(Saved entries)
------------------------------
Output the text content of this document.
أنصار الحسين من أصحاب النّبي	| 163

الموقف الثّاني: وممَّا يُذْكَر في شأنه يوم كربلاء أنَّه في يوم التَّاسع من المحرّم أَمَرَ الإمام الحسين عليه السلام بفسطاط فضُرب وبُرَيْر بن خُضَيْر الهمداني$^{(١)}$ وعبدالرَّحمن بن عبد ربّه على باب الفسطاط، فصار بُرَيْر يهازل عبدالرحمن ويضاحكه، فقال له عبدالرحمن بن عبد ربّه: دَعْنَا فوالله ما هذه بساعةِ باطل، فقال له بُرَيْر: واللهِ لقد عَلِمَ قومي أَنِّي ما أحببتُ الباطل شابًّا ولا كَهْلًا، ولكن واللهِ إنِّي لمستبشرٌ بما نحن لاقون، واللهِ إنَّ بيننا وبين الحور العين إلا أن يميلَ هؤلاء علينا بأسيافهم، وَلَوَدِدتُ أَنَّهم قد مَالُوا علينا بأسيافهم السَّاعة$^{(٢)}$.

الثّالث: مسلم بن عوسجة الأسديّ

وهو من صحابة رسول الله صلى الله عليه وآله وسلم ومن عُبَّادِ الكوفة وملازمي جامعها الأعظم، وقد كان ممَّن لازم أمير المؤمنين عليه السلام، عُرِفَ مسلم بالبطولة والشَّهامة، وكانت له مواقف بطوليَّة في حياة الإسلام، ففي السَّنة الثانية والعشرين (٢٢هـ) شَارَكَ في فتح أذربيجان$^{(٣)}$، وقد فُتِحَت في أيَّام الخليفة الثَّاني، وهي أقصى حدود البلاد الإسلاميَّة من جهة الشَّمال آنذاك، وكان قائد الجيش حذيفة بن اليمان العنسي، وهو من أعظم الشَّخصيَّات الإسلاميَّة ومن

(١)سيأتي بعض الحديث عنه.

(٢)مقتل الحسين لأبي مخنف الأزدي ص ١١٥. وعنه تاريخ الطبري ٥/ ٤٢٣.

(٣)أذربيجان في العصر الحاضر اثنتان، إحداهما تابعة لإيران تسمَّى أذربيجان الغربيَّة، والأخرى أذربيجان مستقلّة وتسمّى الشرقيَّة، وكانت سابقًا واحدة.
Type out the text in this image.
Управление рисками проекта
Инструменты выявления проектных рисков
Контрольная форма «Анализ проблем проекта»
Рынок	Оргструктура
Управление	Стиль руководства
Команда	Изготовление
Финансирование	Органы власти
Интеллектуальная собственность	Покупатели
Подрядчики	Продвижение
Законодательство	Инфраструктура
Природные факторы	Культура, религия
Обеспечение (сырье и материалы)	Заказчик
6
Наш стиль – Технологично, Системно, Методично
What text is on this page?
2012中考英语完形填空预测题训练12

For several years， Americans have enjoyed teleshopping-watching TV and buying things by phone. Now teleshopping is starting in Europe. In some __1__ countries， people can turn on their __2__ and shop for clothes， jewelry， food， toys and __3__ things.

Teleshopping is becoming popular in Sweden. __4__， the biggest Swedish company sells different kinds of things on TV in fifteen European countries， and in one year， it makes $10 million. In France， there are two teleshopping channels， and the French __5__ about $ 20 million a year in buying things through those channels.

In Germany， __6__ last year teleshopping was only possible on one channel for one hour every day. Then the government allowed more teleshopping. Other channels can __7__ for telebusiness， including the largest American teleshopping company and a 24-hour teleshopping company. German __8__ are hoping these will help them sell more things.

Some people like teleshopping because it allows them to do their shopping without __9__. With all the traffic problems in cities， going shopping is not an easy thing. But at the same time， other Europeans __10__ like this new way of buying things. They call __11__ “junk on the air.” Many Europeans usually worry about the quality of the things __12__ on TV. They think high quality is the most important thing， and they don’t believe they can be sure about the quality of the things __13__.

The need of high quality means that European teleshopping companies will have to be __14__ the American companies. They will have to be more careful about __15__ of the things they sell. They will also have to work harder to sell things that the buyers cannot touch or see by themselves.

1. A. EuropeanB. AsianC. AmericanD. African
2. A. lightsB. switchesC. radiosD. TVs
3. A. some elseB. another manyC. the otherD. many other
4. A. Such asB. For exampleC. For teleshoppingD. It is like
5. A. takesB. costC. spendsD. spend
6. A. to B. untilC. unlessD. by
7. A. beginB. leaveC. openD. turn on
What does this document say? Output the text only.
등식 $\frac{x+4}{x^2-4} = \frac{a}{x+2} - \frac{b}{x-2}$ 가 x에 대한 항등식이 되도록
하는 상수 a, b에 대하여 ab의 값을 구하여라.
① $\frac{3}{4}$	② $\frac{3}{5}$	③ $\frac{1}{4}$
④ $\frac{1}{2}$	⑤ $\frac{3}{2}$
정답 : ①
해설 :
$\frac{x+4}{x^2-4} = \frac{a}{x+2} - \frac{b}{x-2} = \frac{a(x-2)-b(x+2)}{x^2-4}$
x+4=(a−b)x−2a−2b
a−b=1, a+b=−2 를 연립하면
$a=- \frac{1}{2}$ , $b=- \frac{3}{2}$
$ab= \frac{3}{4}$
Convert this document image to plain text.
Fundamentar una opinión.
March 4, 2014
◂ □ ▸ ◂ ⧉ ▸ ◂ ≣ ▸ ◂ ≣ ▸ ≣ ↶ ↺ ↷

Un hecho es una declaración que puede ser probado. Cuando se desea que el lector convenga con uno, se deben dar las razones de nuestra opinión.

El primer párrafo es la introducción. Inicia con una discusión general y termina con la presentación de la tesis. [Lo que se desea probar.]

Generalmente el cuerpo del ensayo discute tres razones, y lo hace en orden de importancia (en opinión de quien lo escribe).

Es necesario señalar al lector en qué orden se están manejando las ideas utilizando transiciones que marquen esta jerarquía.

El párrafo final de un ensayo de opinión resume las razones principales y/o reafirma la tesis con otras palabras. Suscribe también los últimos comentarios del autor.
------------------------------
= WORK TO BE COMPLETED =
Transcribe the data above in full, exactly.

= SOLUTION =
Output the text content of this document.
أنصار الحسين من أصحاب النّبي	| 163

الموقف الثّاني: وممَّا يُذْكَر في شأنه يوم كربلاء أنَّه في يوم التَّاسع من المحرّم أَمَرَ الإمام الحسين عليه السلام بفسطاط فضُرب وبُرَيْر بن خُضَيْر الهمداني$^{(١)}$ وعبدالرَّحمن بن عبد ربّه على باب الفسطاط، فصار بُرَيْر يهازل عبدالرحمن ويضاحكه، فقال له عبدالرحمن بن عبد ربّه: دَعْنَا فوالله ما هذه بساعةِ باطل، فقال له بُرَيْر: واللهِ لقد عَلِمَ قومي أَنِّي ما أحببتُ الباطل شابًّا ولا كَهْلًا، ولكن واللهِ إنِّي لمستبشرٌ بما نحن لاقون، واللهِ إنَّ بيننا وبين الحور العين إلا أن يميلَ هؤلاء علينا بأسيافهم، وَلَوَدِدتُ أَنَّهم قد مَالُوا علينا بأسيافهم السَّاعة$^{(٢)}$.

الثّالث: مسلم بن عوسجة الأسديّ

وهو من صحابة رسول الله صلى الله عليه وآله وسلم ومن عُبَّادِ الكوفة وملازمي جامعها الأعظم، وقد كان ممَّن لازم أمير المؤمنين عليه السلام، عُرِفَ مسلم بالبطولة والشَّهامة، وكانت له مواقف بطوليَّة في حياة الإسلام، ففي السَّنة الثانية والعشرين (٢٢هـ) شَارَكَ في فتح أذربيجان$^{(٣)}$، وقد فُتِحَت في أيَّام الخليفة الثَّاني، وهي أقصى حدود البلاد الإسلاميَّة من جهة الشَّمال آنذاك، وكان قائد الجيش حذيفة بن اليمان العنسي، وهو من أعظم الشَّخصيَّات الإسلاميَّة ومن

(١)سيأتي بعض الحديث عنه.

(٢)مقتل الحسين لأبي مخنف الأزدي ص ١١٥. وعنه تاريخ الطبري ٥/ ٤٢٣.

(٣)أذربيجان في العصر الحاضر اثنتان، إحداهما تابعة لإيران تسمَّى أذربيجان الغربيَّة، والأخرى أذربيجان مستقلّة وتسمّى الشرقيَّة، وكانت سابقًا واحدة.
Type out the text in this image.
Управление рисками проекта
Инструменты выявления проектных рисков
Контрольная форма «Анализ проблем проекта»
Рынок	Оргструктура
Управление	Стиль руководства
Команда	Изготовление
Финансирование	Органы власти
Интеллектуальная собственность	Покупатели
Подрядчики	Продвижение
Законодательство	Инфраструктура
Природные факторы	Культура, религия
Обеспечение (сырье и материалы)	Заказчик
6
Наш стиль – Технологично, Системно, Методично
What text is on this page?
2012中考英语完形填空预测题训练12

For several years， Americans have enjoyed teleshopping-watching TV and buying things by phone. Now teleshopping is starting in Europe. In some __1__ countries， people can turn on their __2__ and shop for clothes， jewelry， food， toys and __3__ things.

Teleshopping is becoming popular in Sweden. __4__， the biggest Swedish company sells different kinds of things on TV in fifteen European countries， and in one year， it makes $10 million. In France， there are two teleshopping channels， and the French __5__ about $ 20 million a year in buying things through those channels.

In Germany， __6__ last year teleshopping was only possible on one channel for one hour every day. Then the government allowed more teleshopping. Other channels can __7__ for telebusiness， including the largest American teleshopping company and a 24-hour teleshopping company. German __8__ are hoping these will help them sell more things.

Some people like teleshopping because it allows them to do their shopping without __9__. With all the traffic problems in cities， going shopping is not an easy thing. But at the same time， other Europeans __10__ like this new way of buying things. They call __11__ “junk on the air.” Many Europeans usually worry about the quality of the things __12__ on TV. They think high quality is the most important thing， and they don’t believe they can be sure about the quality of the things __13__.

The need of high quality means that European teleshopping companies will have to be __14__ the American companies. They will have to be more careful about __15__ of the things they sell. They will also have to work harder to sell things that the buyers cannot touch or see by themselves.

1. A. EuropeanB. AsianC. AmericanD. African
2. A. lightsB. switchesC. radiosD. TVs
3. A. some elseB. another manyC. the otherD. many other
4. A. Such asB. For exampleC. For teleshoppingD. It is like
5. A. takesB. costC. spendsD. spend
6. A. to B. untilC. unlessD. by
7. A. beginB. leaveC. openD. turn on
What does this document say? Output the text only.
등식 $\frac{x+4}{x^2-4} = \frac{a}{x+2} - \frac{b}{x-2}$ 가 x에 대한 항등식이 되도록
하는 상수 a, b에 대하여 ab의 값을 구하여라.
① $\frac{3}{4}$	② $\frac{3}{5}$	③ $\frac{1}{4}$
④ $\frac{1}{2}$	⑤ $\frac{3}{2}$
정답 : ①
해설 :
$\frac{x+4}{x^2-4} = \frac{a}{x+2} - \frac{b}{x-2} = \frac{a(x-2)-b(x+2)}{x^2-4}$
x+4=(a−b)x−2a−2b
a−b=1, a+b=−2 를 연립하면
$a=- \frac{1}{2}$ , $b=- \frac{3}{2}$
$ab= \frac{3}{4}$
Convert this document image to plain text.
Fundamentar una opinión.
March 4, 2014
◂ □ ▸ ◂ ⧉ ▸ ◂ ≣ ▸ ◂ ≣ ▸ ≣ ↶ ↺ ↷

Un hecho es una declaración que puede ser probado. Cuando se desea que el lector convenga con uno, se deben dar las razones de nuestra opinión.

El primer párrafo es la introducción. Inicia con una discusión general y termina con la presentación de la tesis. [Lo que se desea probar.]

Generalmente el cuerpo del ensayo discute tres razones, y lo hace en orden de importancia (en opinión de quien lo escribe).

Es necesario señalar al lector en qué orden se están manejando las ideas utilizando transiciones que marquen esta jerarquía.

El párrafo final de un ensayo de opinión resume las razones principales y/o reafirma la tesis con otras palabras. Suscribe también los últimos comentarios del autor.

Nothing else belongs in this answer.